→ The task:
Among the lines below, count those with "участковое". Give the total alone.

→ Dataset records:
_ _ _ _

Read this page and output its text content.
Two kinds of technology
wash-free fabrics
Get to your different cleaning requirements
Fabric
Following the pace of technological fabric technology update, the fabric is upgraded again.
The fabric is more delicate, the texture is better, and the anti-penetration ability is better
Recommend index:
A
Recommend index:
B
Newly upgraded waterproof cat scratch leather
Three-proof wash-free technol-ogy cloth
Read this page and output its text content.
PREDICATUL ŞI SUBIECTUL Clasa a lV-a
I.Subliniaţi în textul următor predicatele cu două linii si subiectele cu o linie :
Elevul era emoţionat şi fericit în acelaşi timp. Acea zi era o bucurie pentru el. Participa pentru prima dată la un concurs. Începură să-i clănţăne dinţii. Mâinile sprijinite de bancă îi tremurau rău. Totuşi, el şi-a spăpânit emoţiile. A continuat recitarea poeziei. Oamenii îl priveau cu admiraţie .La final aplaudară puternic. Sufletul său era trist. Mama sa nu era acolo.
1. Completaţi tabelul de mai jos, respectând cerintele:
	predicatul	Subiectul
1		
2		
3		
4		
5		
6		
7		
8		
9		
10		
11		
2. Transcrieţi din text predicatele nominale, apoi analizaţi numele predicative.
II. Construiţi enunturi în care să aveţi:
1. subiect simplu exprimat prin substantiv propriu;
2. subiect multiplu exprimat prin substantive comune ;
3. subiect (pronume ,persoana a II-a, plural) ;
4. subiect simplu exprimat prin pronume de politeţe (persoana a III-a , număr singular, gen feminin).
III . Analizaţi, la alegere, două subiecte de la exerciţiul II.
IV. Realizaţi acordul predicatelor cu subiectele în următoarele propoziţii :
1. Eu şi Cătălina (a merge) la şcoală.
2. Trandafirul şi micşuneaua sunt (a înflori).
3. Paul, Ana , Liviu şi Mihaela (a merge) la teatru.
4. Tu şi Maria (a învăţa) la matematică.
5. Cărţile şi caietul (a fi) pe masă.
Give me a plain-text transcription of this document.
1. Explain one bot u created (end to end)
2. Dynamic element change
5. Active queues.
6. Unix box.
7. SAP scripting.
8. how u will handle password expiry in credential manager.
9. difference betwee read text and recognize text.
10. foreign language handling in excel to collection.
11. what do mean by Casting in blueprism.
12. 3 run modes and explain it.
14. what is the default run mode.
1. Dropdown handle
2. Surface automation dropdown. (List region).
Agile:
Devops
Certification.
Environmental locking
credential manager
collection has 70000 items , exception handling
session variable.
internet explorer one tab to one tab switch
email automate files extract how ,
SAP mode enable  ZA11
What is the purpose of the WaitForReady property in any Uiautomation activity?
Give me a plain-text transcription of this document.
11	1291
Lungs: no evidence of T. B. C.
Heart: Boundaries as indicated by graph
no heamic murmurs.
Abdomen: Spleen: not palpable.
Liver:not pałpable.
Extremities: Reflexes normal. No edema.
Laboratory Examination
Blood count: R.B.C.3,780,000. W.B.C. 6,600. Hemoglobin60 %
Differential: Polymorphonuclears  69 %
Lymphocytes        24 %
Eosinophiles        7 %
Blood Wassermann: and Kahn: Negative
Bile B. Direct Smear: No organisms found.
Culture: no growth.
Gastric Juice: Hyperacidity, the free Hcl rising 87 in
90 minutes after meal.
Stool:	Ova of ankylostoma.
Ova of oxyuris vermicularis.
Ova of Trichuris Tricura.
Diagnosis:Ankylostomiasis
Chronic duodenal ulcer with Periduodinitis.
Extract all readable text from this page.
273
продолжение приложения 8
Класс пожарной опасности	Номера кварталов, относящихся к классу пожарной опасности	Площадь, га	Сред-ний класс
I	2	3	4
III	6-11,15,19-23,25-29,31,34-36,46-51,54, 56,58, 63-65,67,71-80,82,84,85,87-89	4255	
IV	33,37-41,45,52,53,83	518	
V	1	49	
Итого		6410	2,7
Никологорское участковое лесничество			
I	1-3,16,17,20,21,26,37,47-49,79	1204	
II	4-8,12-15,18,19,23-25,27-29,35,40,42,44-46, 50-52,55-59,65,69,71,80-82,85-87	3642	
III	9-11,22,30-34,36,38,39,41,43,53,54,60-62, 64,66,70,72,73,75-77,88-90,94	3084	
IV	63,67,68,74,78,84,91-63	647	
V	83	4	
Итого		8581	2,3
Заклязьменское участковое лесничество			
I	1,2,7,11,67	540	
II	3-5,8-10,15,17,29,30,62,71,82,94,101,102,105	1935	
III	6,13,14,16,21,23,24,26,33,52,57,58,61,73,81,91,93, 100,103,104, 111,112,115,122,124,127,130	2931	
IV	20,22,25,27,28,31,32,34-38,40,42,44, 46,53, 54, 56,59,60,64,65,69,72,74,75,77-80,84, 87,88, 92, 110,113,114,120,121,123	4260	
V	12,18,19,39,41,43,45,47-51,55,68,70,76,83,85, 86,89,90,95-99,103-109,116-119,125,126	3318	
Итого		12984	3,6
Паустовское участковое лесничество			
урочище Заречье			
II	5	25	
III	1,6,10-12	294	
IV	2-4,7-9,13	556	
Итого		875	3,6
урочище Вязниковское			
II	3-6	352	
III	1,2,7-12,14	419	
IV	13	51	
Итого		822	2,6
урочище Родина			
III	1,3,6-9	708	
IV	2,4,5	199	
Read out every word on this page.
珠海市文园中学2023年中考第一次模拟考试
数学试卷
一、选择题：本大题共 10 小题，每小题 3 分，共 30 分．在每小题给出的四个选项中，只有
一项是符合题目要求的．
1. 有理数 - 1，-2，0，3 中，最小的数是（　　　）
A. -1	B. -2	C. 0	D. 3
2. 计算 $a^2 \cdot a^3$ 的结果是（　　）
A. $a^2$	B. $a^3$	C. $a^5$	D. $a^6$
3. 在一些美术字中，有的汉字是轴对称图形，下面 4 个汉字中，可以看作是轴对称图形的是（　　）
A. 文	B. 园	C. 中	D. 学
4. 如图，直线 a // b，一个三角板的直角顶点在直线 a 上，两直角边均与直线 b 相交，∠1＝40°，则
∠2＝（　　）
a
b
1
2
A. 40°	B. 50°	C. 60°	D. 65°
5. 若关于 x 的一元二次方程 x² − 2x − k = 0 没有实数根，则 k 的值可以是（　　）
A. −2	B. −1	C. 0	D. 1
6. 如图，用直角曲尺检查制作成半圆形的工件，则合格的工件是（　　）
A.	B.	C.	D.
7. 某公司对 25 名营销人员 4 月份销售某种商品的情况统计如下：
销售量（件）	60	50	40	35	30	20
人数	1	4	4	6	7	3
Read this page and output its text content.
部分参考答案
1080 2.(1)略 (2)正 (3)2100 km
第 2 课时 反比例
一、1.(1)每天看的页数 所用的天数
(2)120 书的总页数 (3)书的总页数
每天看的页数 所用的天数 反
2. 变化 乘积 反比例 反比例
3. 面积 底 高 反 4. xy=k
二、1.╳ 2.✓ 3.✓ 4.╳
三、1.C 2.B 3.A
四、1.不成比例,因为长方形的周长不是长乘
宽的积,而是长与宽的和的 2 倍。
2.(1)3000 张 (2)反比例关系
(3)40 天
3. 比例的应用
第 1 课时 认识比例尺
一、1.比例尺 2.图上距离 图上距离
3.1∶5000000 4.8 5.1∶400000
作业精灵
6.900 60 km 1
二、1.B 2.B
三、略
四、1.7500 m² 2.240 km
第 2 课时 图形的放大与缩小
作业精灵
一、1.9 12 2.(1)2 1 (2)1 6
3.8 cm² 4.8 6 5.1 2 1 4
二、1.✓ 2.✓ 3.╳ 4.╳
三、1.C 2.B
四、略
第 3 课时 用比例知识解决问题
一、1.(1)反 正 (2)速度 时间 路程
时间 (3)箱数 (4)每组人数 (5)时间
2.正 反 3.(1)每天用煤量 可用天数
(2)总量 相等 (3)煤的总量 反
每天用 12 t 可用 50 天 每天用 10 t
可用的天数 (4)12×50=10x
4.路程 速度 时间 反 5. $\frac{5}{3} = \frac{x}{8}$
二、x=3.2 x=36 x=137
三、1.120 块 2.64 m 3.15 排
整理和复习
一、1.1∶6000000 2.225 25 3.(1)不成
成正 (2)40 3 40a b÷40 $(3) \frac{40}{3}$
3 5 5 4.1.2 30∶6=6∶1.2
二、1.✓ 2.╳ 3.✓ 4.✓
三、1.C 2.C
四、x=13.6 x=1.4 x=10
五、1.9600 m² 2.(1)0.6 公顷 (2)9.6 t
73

_ _ _ _

→ Response to this task:
3